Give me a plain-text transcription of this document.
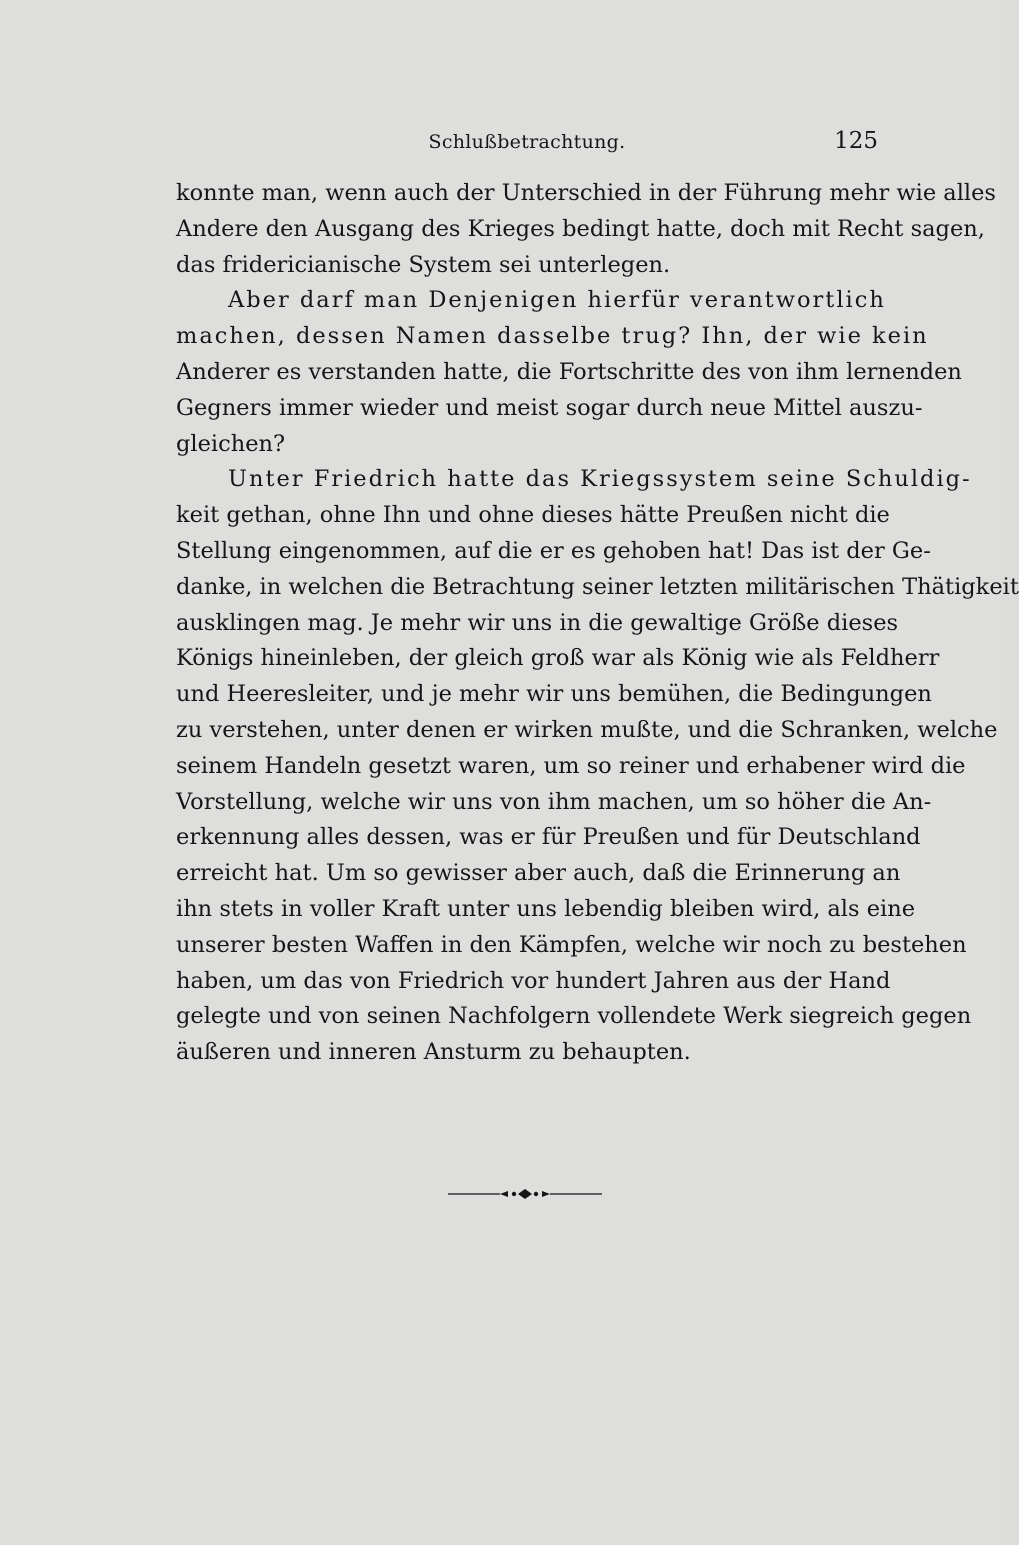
Schlußbetrachtung.	125
konnte man, wenn auch der Unterschied in der Führung mehr wie alles
Andere den Ausgang des Krieges bedingt hatte, doch mit Recht sagen,
das fridericianische System sei unterlegen.
Aber darf man Denjenigen hierfür verantwortlich
machen, dessen Namen dasselbe trug? Ihn, der wie kein
Anderer es verstanden hatte, die Fortschritte des von ihm lernenden
Gegners immer wieder und meist sogar durch neue Mittel auszu-
gleichen?
Unter Friedrich hatte das Kriegssystem seine Schuldig-
keit gethan, ohne Ihn und ohne dieses hätte Preußen nicht die
Stellung eingenommen, auf die er es gehoben hat! Das ist der Ge-
danke, in welchen die Betrachtung seiner letzten militärischen Thätigkeit
ausklingen mag. Je mehr wir uns in die gewaltige Größe dieses
Königs hineinleben, der gleich groß war als König wie als Feldherr
und Heeresleiter, und je mehr wir uns bemühen, die Bedingungen
zu verstehen, unter denen er wirken mußte, und die Schranken, welche
seinem Handeln gesetzt waren, um so reiner und erhabener wird die
Vorstellung, welche wir uns von ihm machen, um so höher die An-
erkennung alles dessen, was er für Preußen und für Deutschland
erreicht hat. Um so gewisser aber auch, daß die Erinnerung an
ihn stets in voller Kraft unter uns lebendig bleiben wird, als eine
unserer besten Waffen in den Kämpfen, welche wir noch zu bestehen
haben, um das von Friedrich vor hundert Jahren aus der Hand
gelegte und von seinen Nachfolgern vollendete Werk siegreich gegen
äußeren und inneren Ansturm zu behaupten.
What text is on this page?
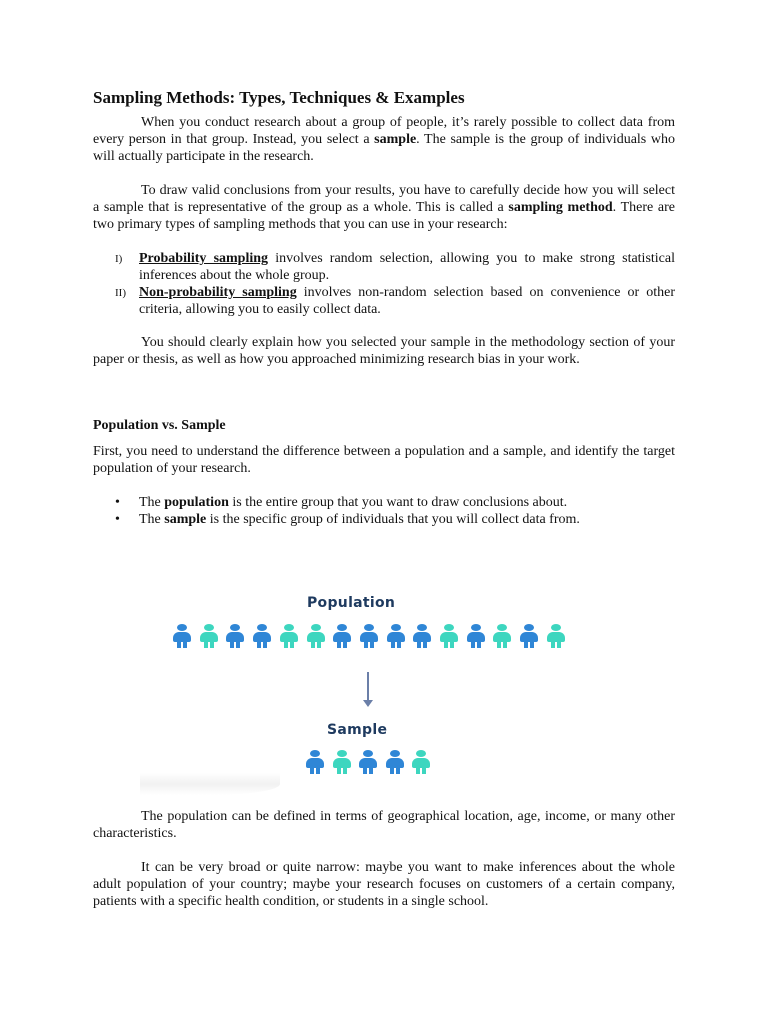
Sampling Methods: Types, Techniques & Examples

When you conduct research about a group of people, it’s rarely possible to collect data from every person in that group. Instead, you select a sample. The sample is the group of individuals who will actually participate in the research.

To draw valid conclusions from your results, you have to carefully decide how you will select a sample that is representative of the group as a whole. This is called a sampling method. There are two primary types of sampling methods that you can use in your research:

I) Probability sampling involves random selection, allowing you to make strong statistical inferences about the whole group.
II) Non-probability sampling involves non-random selection based on convenience or other criteria, allowing you to easily collect data.

You should clearly explain how you selected your sample in the methodology section of your paper or thesis, as well as how you approached minimizing research bias in your work.

Population vs. Sample

First, you need to understand the difference between a population and a sample, and identify the target population of your research.

• The population is the entire group that you want to draw conclusions about.
• The sample is the specific group of individuals that you will collect data from.

The population can be defined in terms of geographical location, age, income, or many other characteristics.

It can be very broad or quite narrow: maybe you want to make inferences about the whole adult population of your country; maybe your research focuses on customers of a certain company, patients with a specific health condition, or students in a single school.

Population
Sample
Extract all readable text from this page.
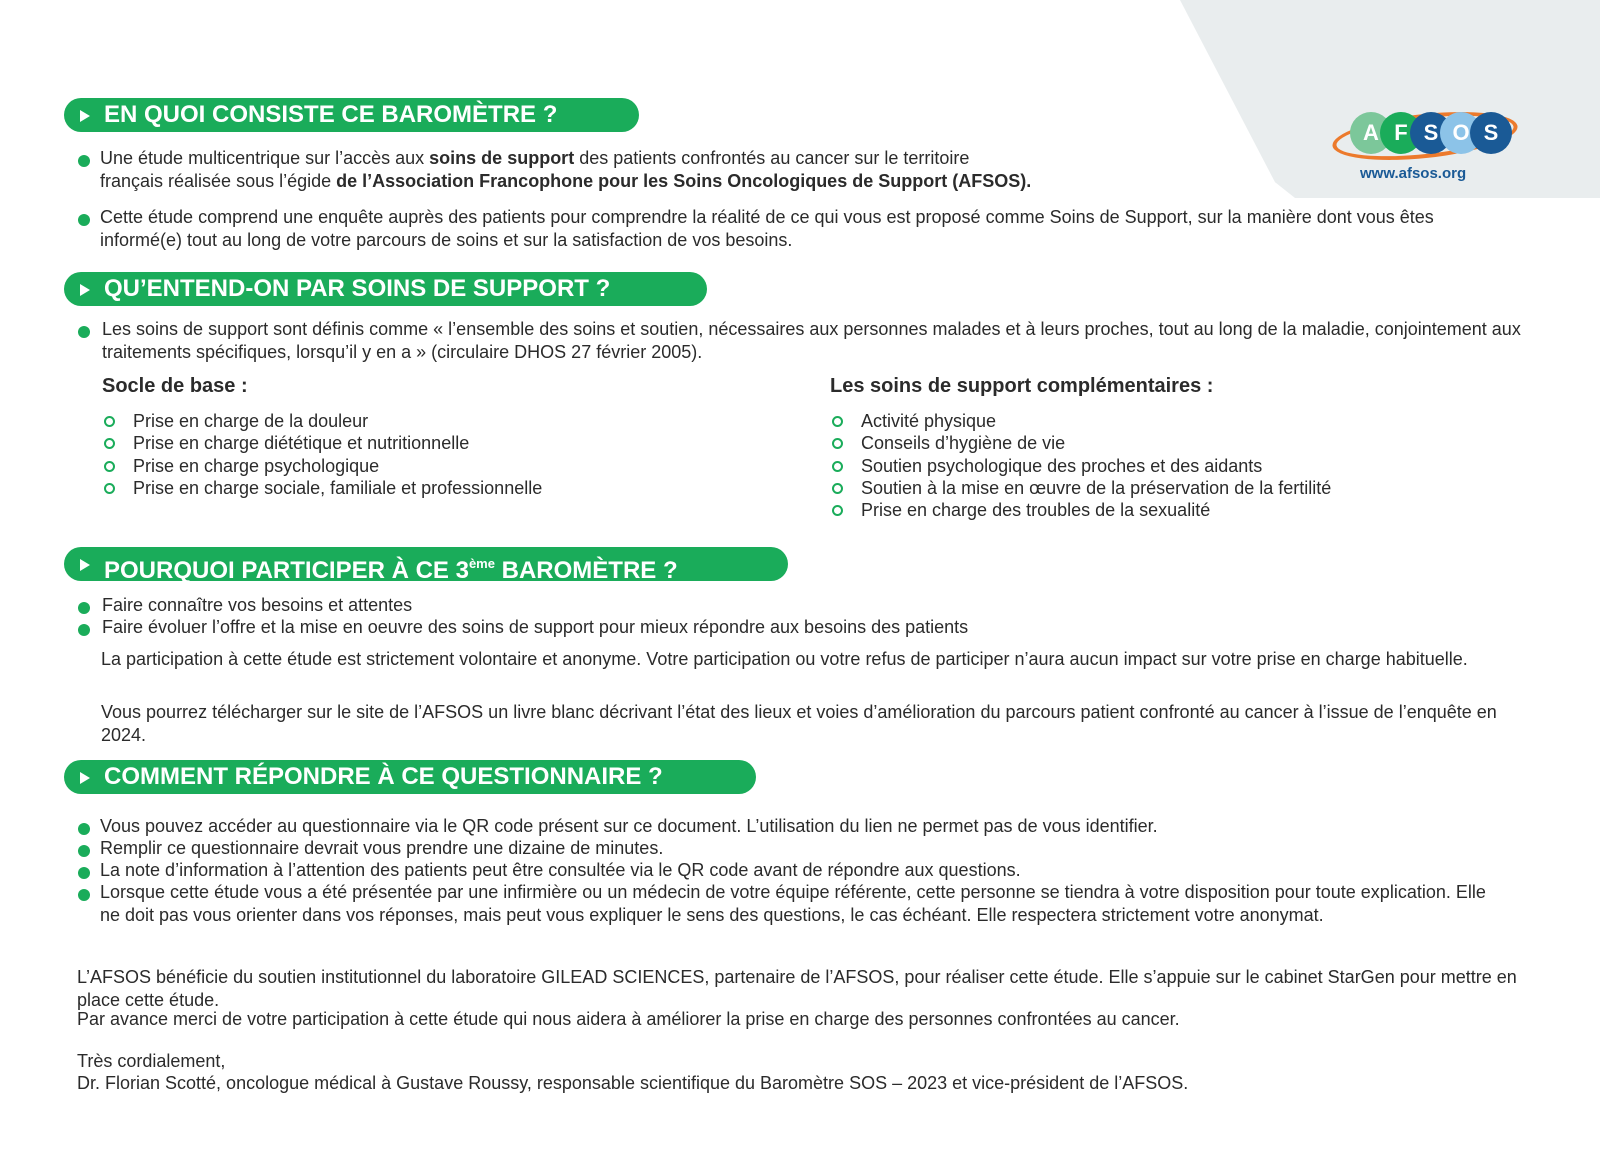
A F S O S
www.afsos.org
EN QUOI CONSISTE CE BAROMÈTRE ?
Une étude multicentrique sur l’accès aux soins de support des patients confrontés au cancer sur le territoire
français réalisée sous l’égide de l’Association Francophone pour les Soins Oncologiques de Support (AFSOS).
Cette étude comprend une enquête auprès des patients pour comprendre la réalité de ce qui vous est proposé comme Soins de Support, sur la manière dont vous êtes informé(e) tout au long de votre parcours de soins et sur la satisfaction de vos besoins.
QU’ENTEND-ON PAR SOINS DE SUPPORT ?
Les soins de support sont définis comme « l’ensemble des soins et soutien, nécessaires aux personnes malades et à leurs proches, tout au long de la maladie, conjointement aux traitements spécifiques, lorsqu’il y en a » (circulaire DHOS 27 février 2005).
Socle de base :	Les soins de support complémentaires :
Prise en charge de la douleur
Prise en charge diététique et nutritionnelle
Prise en charge psychologique
Prise en charge sociale, familiale et professionnelle
Activité physique
Conseils d’hygiène de vie
Soutien psychologique des proches et des aidants
Soutien à la mise en œuvre de la préservation de la fertilité
Prise en charge des troubles de la sexualité
POURQUOI PARTICIPER À CE 3ème BAROMÈTRE ?
Faire connaître vos besoins et attentes
Faire évoluer l’offre et la mise en oeuvre des soins de support pour mieux répondre aux besoins des patients
La participation à cette étude est strictement volontaire et anonyme. Votre participation ou votre refus de participer n’aura aucun impact sur votre prise en charge habituelle.
Vous pourrez télécharger sur le site de l’AFSOS un livre blanc décrivant l’état des lieux et voies d’amélioration du parcours patient confronté au cancer à l’issue de l’enquête en 2024.
COMMENT RÉPONDRE À CE QUESTIONNAIRE ?
Vous pouvez accéder au questionnaire via le QR code présent sur ce document. L’utilisation du lien ne permet pas de vous identifier.
Remplir ce questionnaire devrait vous prendre une dizaine de minutes.
La note d’information à l’attention des patients peut être consultée via le QR code avant de répondre aux questions.
Lorsque cette étude vous a été présentée par une infirmière ou un médecin de votre équipe référente, cette personne se tiendra à votre disposition pour toute explication. Elle ne doit pas vous orienter dans vos réponses, mais peut vous expliquer le sens des questions, le cas échéant. Elle respectera strictement votre anonymat.
L’AFSOS bénéficie du soutien institutionnel du laboratoire GILEAD SCIENCES, partenaire de l’AFSOS, pour réaliser cette étude. Elle s’appuie sur le cabinet StarGen pour mettre en place cette étude.
Par avance merci de votre participation à cette étude qui nous aidera à améliorer la prise en charge des personnes confrontées au cancer.
Très cordialement,
Dr. Florian Scotté, oncologue médical à Gustave Roussy, responsable scientifique du Baromètre SOS – 2023 et vice-président de l’AFSOS.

++++++++++

### Exercise details
Carry over each record above character for character, with the pictures left out.

### Completed exercise
Give me a plain-text transcription of this document.
Schlußbetrachtung.	125
konnte man, wenn auch der Unterschied in der Führung mehr wie alles
Andere den Ausgang des Krieges bedingt hatte, doch mit Recht sagen,
das fridericianische System sei unterlegen.
Aber darf man Denjenigen hierfür verantwortlich
machen, dessen Namen dasselbe trug? Ihn, der wie kein
Anderer es verstanden hatte, die Fortschritte des von ihm lernenden
Gegners immer wieder und meist sogar durch neue Mittel auszu-
gleichen?
Unter Friedrich hatte das Kriegssystem seine Schuldig-
keit gethan, ohne Ihn und ohne dieses hätte Preußen nicht die
Stellung eingenommen, auf die er es gehoben hat! Das ist der Ge-
danke, in welchen die Betrachtung seiner letzten militärischen Thätigkeit
ausklingen mag. Je mehr wir uns in die gewaltige Größe dieses
Königs hineinleben, der gleich groß war als König wie als Feldherr
und Heeresleiter, und je mehr wir uns bemühen, die Bedingungen
zu verstehen, unter denen er wirken mußte, und die Schranken, welche
seinem Handeln gesetzt waren, um so reiner und erhabener wird die
Vorstellung, welche wir uns von ihm machen, um so höher die An-
erkennung alles dessen, was er für Preußen und für Deutschland
erreicht hat. Um so gewisser aber auch, daß die Erinnerung an
ihn stets in voller Kraft unter uns lebendig bleiben wird, als eine
unserer besten Waffen in den Kämpfen, welche wir noch zu bestehen
haben, um das von Friedrich vor hundert Jahren aus der Hand
gelegte und von seinen Nachfolgern vollendete Werk siegreich gegen
äußeren und inneren Ansturm zu behaupten.
What text is on this page?
Sampling Methods: Types, Techniques & Examples

When you conduct research about a group of people, it’s rarely possible to collect data from every person in that group. Instead, you select a sample. The sample is the group of individuals who will actually participate in the research.

To draw valid conclusions from your results, you have to carefully decide how you will select a sample that is representative of the group as a whole. This is called a sampling method. There are two primary types of sampling methods that you can use in your research:

I) Probability sampling involves random selection, allowing you to make strong statistical inferences about the whole group.
II) Non-probability sampling involves non-random selection based on convenience or other criteria, allowing you to easily collect data.

You should clearly explain how you selected your sample in the methodology section of your paper or thesis, as well as how you approached minimizing research bias in your work.

Population vs. Sample

First, you need to understand the difference between a population and a sample, and identify the target population of your research.

• The population is the entire group that you want to draw conclusions about.
• The sample is the specific group of individuals that you will collect data from.

The population can be defined in terms of geographical location, age, income, or many other characteristics.

It can be very broad or quite narrow: maybe you want to make inferences about the whole adult population of your country; maybe your research focuses on customers of a certain company, patients with a specific health condition, or students in a single school.

Population
Sample
Extract all readable text from this page.
A F S O S
www.afsos.org
EN QUOI CONSISTE CE BAROMÈTRE ?
Une étude multicentrique sur l’accès aux soins de support des patients confrontés au cancer sur le territoire
français réalisée sous l’égide de l’Association Francophone pour les Soins Oncologiques de Support (AFSOS).
Cette étude comprend une enquête auprès des patients pour comprendre la réalité de ce qui vous est proposé comme Soins de Support, sur la manière dont vous êtes informé(e) tout au long de votre parcours de soins et sur la satisfaction de vos besoins.
QU’ENTEND-ON PAR SOINS DE SUPPORT ?
Les soins de support sont définis comme « l’ensemble des soins et soutien, nécessaires aux personnes malades et à leurs proches, tout au long de la maladie, conjointement aux traitements spécifiques, lorsqu’il y en a » (circulaire DHOS 27 février 2005).
Socle de base :	Les soins de support complémentaires :
Prise en charge de la douleur
Prise en charge diététique et nutritionnelle
Prise en charge psychologique
Prise en charge sociale, familiale et professionnelle
Activité physique
Conseils d’hygiène de vie
Soutien psychologique des proches et des aidants
Soutien à la mise en œuvre de la préservation de la fertilité
Prise en charge des troubles de la sexualité
POURQUOI PARTICIPER À CE 3ème BAROMÈTRE ?
Faire connaître vos besoins et attentes
Faire évoluer l’offre et la mise en oeuvre des soins de support pour mieux répondre aux besoins des patients
La participation à cette étude est strictement volontaire et anonyme. Votre participation ou votre refus de participer n’aura aucun impact sur votre prise en charge habituelle.
Vous pourrez télécharger sur le site de l’AFSOS un livre blanc décrivant l’état des lieux et voies d’amélioration du parcours patient confronté au cancer à l’issue de l’enquête en 2024.
COMMENT RÉPONDRE À CE QUESTIONNAIRE ?
Vous pouvez accéder au questionnaire via le QR code présent sur ce document. L’utilisation du lien ne permet pas de vous identifier.
Remplir ce questionnaire devrait vous prendre une dizaine de minutes.
La note d’information à l’attention des patients peut être consultée via le QR code avant de répondre aux questions.
Lorsque cette étude vous a été présentée par une infirmière ou un médecin de votre équipe référente, cette personne se tiendra à votre disposition pour toute explication. Elle ne doit pas vous orienter dans vos réponses, mais peut vous expliquer le sens des questions, le cas échéant. Elle respectera strictement votre anonymat.
L’AFSOS bénéficie du soutien institutionnel du laboratoire GILEAD SCIENCES, partenaire de l’AFSOS, pour réaliser cette étude. Elle s’appuie sur le cabinet StarGen pour mettre en place cette étude.
Par avance merci de votre participation à cette étude qui nous aidera à améliorer la prise en charge des personnes confrontées au cancer.
Très cordialement,
Dr. Florian Scotté, oncologue médical à Gustave Roussy, responsable scientifique du Baromètre SOS – 2023 et vice-président de l’AFSOS.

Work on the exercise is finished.